## Stated problem
Exactly repeat the material, dropping every picture from the copy.
═══ Task input ═══
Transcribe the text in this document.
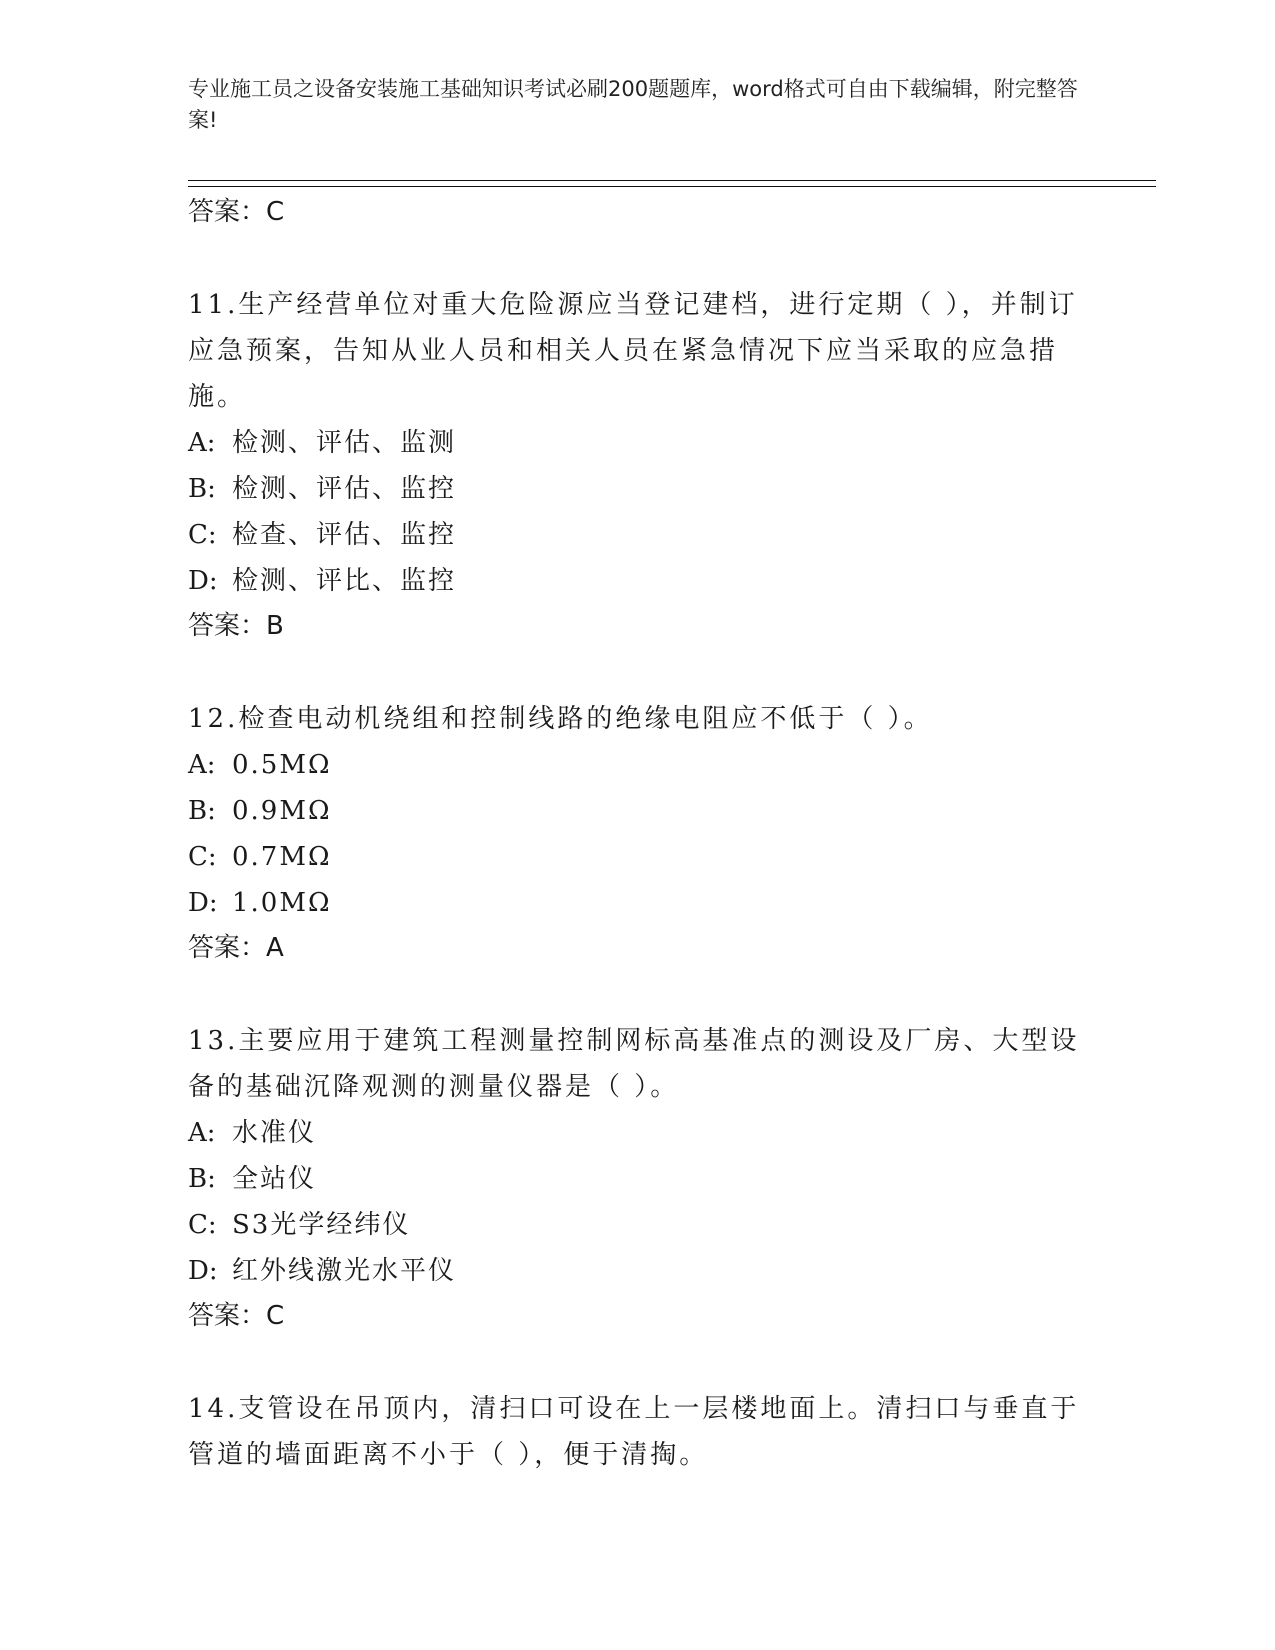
专业施工员之设备安装施工基础知识考试必刷200题题库，word格式可自由下载编辑，附完整答案!
答案：C
11.生产经营单位对重大危险源应当登记建档，进行定期（ ），并制订应急预案，告知从业人员和相关人员在紧急情况下应当采取的应急措施。
A: 检测、评估、监测
B: 检测、评估、监控
C: 检查、评估、监控
D: 检测、评比、监控
答案：B
12.检查电动机绕组和控制线路的绝缘电阻应不低于（ ）。
A: 0.5MΩ
B: 0.9MΩ
C: 0.7MΩ
D: 1.0MΩ
答案：A
13.主要应用于建筑工程测量控制网标高基准点的测设及厂房、大型设备的基础沉降观测的测量仪器是（ ）。
A: 水准仪
B: 全站仪
C: S3光学经纬仪
D: 红外线激光水平仪
答案：C
14.支管设在吊顶内，清扫口可设在上一层楼地面上。清扫口与垂直于管道的墙面距离不小于（ ），便于清掏。
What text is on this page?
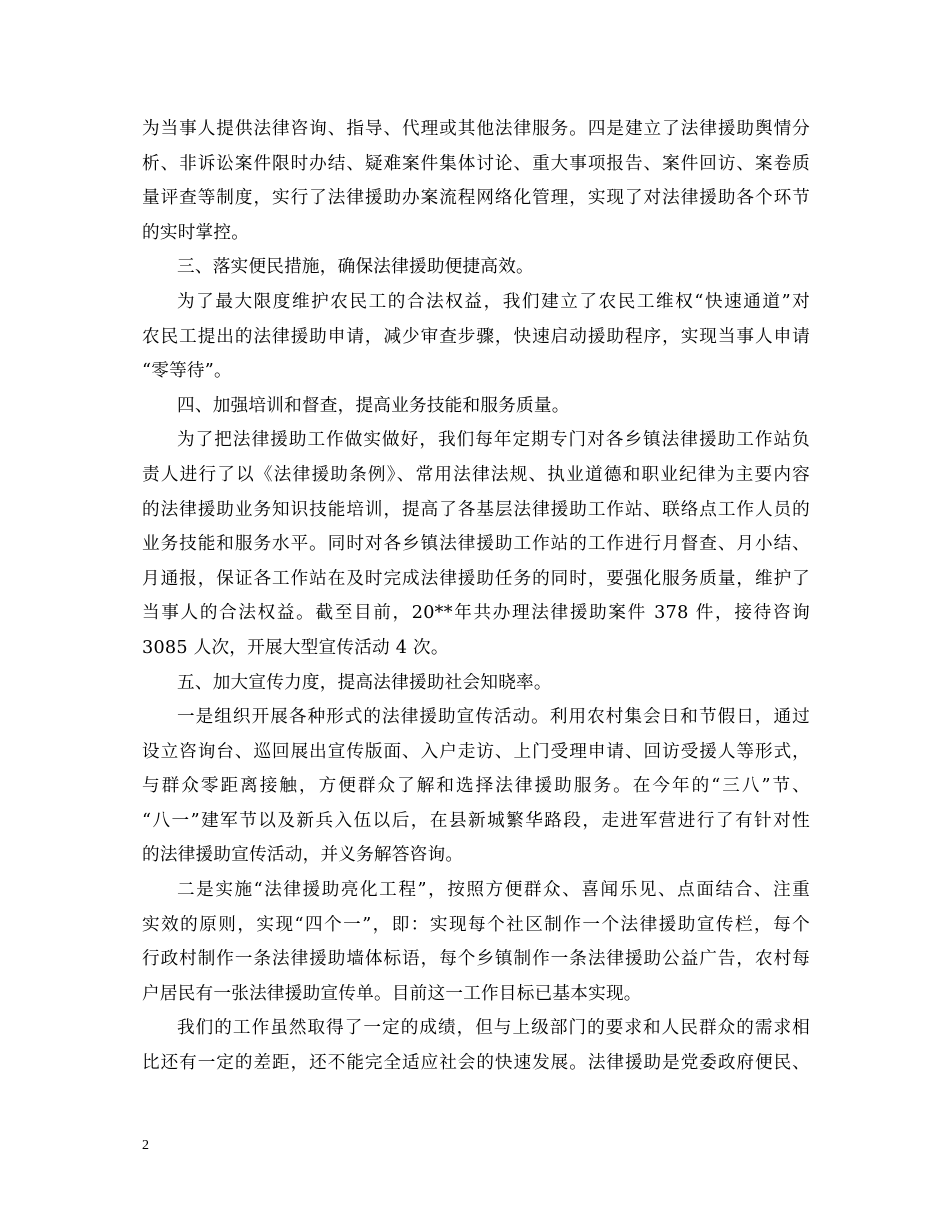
为当事人提供法律咨询、指导、代理或其他法律服务。四是建立了法律援助舆情分
析、非诉讼案件限时办结、疑难案件集体讨论、重大事项报告、案件回访、案卷质
量评查等制度，实行了法律援助办案流程网络化管理，实现了对法律援助各个环节
的实时掌控。
三、落实便民措施，确保法律援助便捷高效。
为了最大限度维护农民工的合法权益，我们建立了农民工维权“快速通道”对
农民工提出的法律援助申请，减少审查步骤，快速启动援助程序，实现当事人申请
“零等待”。
四、加强培训和督查，提高业务技能和服务质量。
为了把法律援助工作做实做好，我们每年定期专门对各乡镇法律援助工作站负
责人进行了以《法律援助条例》、常用法律法规、执业道德和职业纪律为主要内容
的法律援助业务知识技能培训，提高了各基层法律援助工作站、联络点工作人员的
业务技能和服务水平。同时对各乡镇法律援助工作站的工作进行月督查、月小结、
月通报，保证各工作站在及时完成法律援助任务的同时，要强化服务质量，维护了
当事人的合法权益。截至目前，20**年共办理法律援助案件 378 件，接待咨询
3085 人次，开展大型宣传活动 4 次。
五、加大宣传力度，提高法律援助社会知晓率。
一是组织开展各种形式的法律援助宣传活动。利用农村集会日和节假日，通过
设立咨询台、巡回展出宣传版面、入户走访、上门受理申请、回访受援人等形式，
与群众零距离接触，方便群众了解和选择法律援助服务。在今年的“三八”节、
“八一”建军节以及新兵入伍以后，在县新城繁华路段，走进军营进行了有针对性
的法律援助宣传活动，并义务解答咨询。
二是实施“法律援助亮化工程”，按照方便群众、喜闻乐见、点面结合、注重
实效的原则，实现“四个一”，即：实现每个社区制作一个法律援助宣传栏，每个
行政村制作一条法律援助墙体标语，每个乡镇制作一条法律援助公益广告，农村每
户居民有一张法律援助宣传单。目前这一工作目标已基本实现。
我们的工作虽然取得了一定的成绩，但与上级部门的要求和人民群众的需求相
比还有一定的差距，还不能完全适应社会的快速发展。法律援助是党委政府便民、
2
═══
## Exercise solution
Transcribe the text in this document.
专业施工员之设备安装施工基础知识考试必刷200题题库，word格式可自由下载编辑，附完整答案!
答案：C
11.生产经营单位对重大危险源应当登记建档，进行定期（ ），并制订应急预案，告知从业人员和相关人员在紧急情况下应当采取的应急措施。
A: 检测、评估、监测
B: 检测、评估、监控
C: 检查、评估、监控
D: 检测、评比、监控
答案：B
12.检查电动机绕组和控制线路的绝缘电阻应不低于（ ）。
A: 0.5MΩ
B: 0.9MΩ
C: 0.7MΩ
D: 1.0MΩ
答案：A
13.主要应用于建筑工程测量控制网标高基准点的测设及厂房、大型设备的基础沉降观测的测量仪器是（ ）。
A: 水准仪
B: 全站仪
C: S3光学经纬仪
D: 红外线激光水平仪
答案：C
14.支管设在吊顶内，清扫口可设在上一层楼地面上。清扫口与垂直于管道的墙面距离不小于（ ），便于清掏。
What text is on this page?
为当事人提供法律咨询、指导、代理或其他法律服务。四是建立了法律援助舆情分
析、非诉讼案件限时办结、疑难案件集体讨论、重大事项报告、案件回访、案卷质
量评查等制度，实行了法律援助办案流程网络化管理，实现了对法律援助各个环节
的实时掌控。
三、落实便民措施，确保法律援助便捷高效。
为了最大限度维护农民工的合法权益，我们建立了农民工维权“快速通道”对
农民工提出的法律援助申请，减少审查步骤，快速启动援助程序，实现当事人申请
“零等待”。
四、加强培训和督查，提高业务技能和服务质量。
为了把法律援助工作做实做好，我们每年定期专门对各乡镇法律援助工作站负
责人进行了以《法律援助条例》、常用法律法规、执业道德和职业纪律为主要内容
的法律援助业务知识技能培训，提高了各基层法律援助工作站、联络点工作人员的
业务技能和服务水平。同时对各乡镇法律援助工作站的工作进行月督查、月小结、
月通报，保证各工作站在及时完成法律援助任务的同时，要强化服务质量，维护了
当事人的合法权益。截至目前，20**年共办理法律援助案件 378 件，接待咨询
3085 人次，开展大型宣传活动 4 次。
五、加大宣传力度，提高法律援助社会知晓率。
一是组织开展各种形式的法律援助宣传活动。利用农村集会日和节假日，通过
设立咨询台、巡回展出宣传版面、入户走访、上门受理申请、回访受援人等形式，
与群众零距离接触，方便群众了解和选择法律援助服务。在今年的“三八”节、
“八一”建军节以及新兵入伍以后，在县新城繁华路段，走进军营进行了有针对性
的法律援助宣传活动，并义务解答咨询。
二是实施“法律援助亮化工程”，按照方便群众、喜闻乐见、点面结合、注重
实效的原则，实现“四个一”，即：实现每个社区制作一个法律援助宣传栏，每个
行政村制作一条法律援助墙体标语，每个乡镇制作一条法律援助公益广告，农村每
户居民有一张法律援助宣传单。目前这一工作目标已基本实现。
我们的工作虽然取得了一定的成绩，但与上级部门的要求和人民群众的需求相
比还有一定的差距，还不能完全适应社会的快速发展。法律援助是党委政府便民、
2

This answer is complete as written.